Start

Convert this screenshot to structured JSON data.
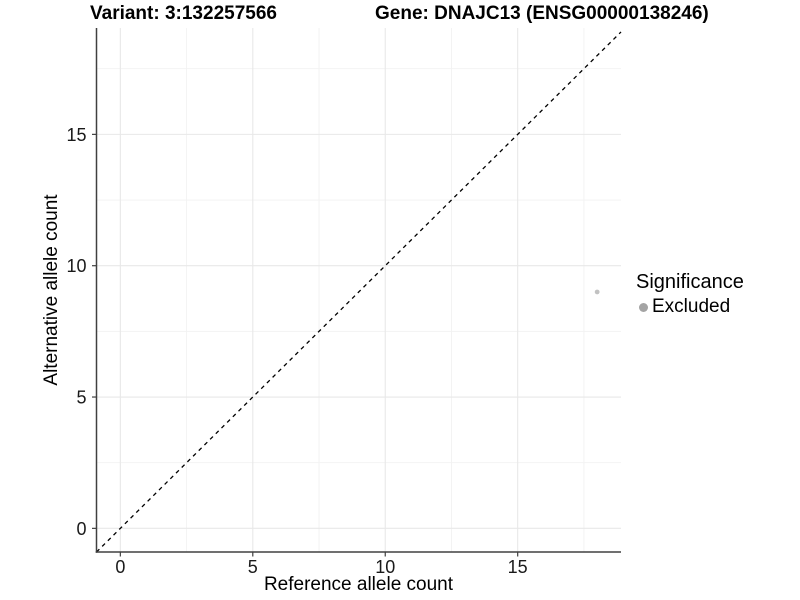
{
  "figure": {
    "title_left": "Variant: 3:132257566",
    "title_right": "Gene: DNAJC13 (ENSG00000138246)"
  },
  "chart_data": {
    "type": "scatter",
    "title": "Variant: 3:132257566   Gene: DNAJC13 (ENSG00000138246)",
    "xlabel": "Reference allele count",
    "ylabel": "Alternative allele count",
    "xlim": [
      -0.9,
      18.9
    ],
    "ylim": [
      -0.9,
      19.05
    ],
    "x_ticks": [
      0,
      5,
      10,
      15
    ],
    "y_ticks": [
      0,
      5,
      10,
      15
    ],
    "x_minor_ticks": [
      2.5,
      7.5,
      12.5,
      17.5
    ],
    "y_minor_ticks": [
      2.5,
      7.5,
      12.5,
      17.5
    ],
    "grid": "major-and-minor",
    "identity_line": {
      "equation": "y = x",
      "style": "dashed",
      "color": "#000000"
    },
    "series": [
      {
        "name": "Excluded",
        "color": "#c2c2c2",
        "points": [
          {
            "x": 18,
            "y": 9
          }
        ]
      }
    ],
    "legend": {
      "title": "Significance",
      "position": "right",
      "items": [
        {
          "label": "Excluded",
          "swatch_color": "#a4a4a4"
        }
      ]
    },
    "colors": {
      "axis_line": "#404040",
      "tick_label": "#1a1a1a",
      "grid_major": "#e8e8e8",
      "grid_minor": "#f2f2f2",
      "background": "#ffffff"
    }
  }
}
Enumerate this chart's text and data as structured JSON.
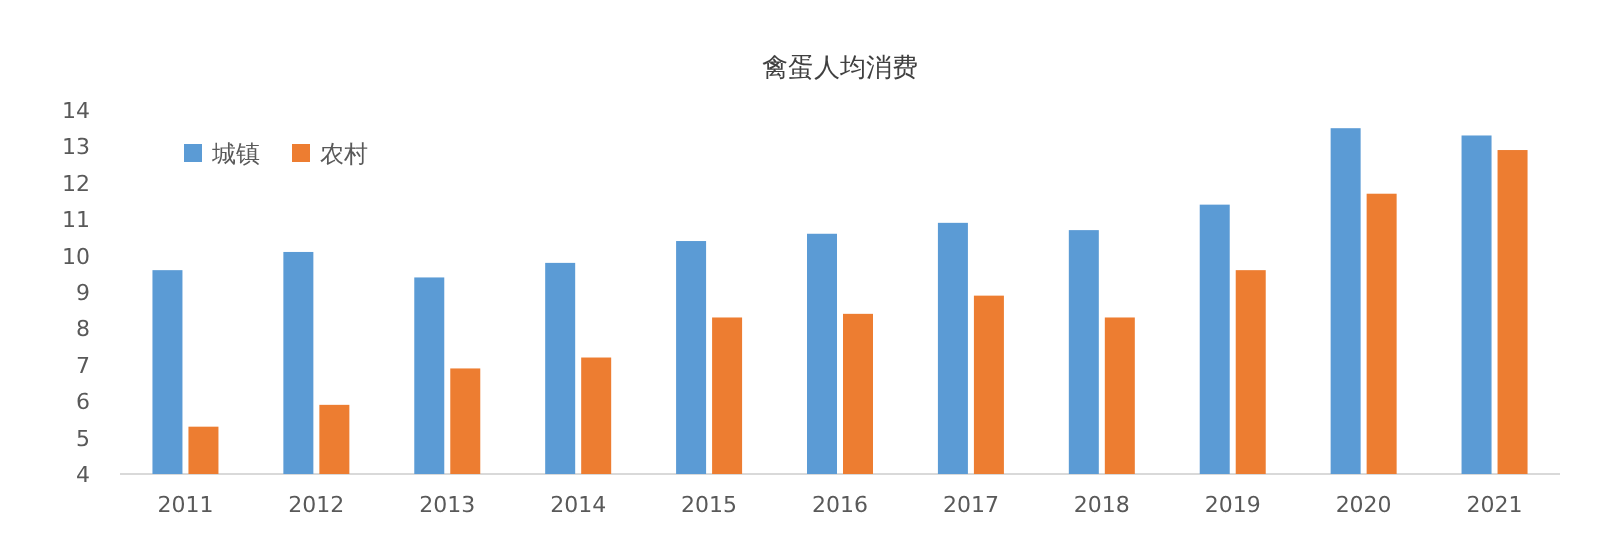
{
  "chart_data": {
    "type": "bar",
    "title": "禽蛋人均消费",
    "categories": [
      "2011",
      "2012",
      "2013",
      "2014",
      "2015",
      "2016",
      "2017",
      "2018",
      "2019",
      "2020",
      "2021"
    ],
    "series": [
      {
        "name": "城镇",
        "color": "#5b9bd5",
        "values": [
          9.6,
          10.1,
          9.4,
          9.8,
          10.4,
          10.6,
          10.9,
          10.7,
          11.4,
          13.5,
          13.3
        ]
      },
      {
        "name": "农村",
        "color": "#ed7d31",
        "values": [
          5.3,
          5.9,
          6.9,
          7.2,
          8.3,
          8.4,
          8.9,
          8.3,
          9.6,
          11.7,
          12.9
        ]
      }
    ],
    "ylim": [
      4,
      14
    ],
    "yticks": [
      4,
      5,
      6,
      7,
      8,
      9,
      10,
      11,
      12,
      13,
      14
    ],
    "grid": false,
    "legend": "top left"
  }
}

End

All lines of the data above that include the word "this" must be shown.

Convert this screenshot to structured JSON data.
Enumerate this chart's text and data as structured JSON.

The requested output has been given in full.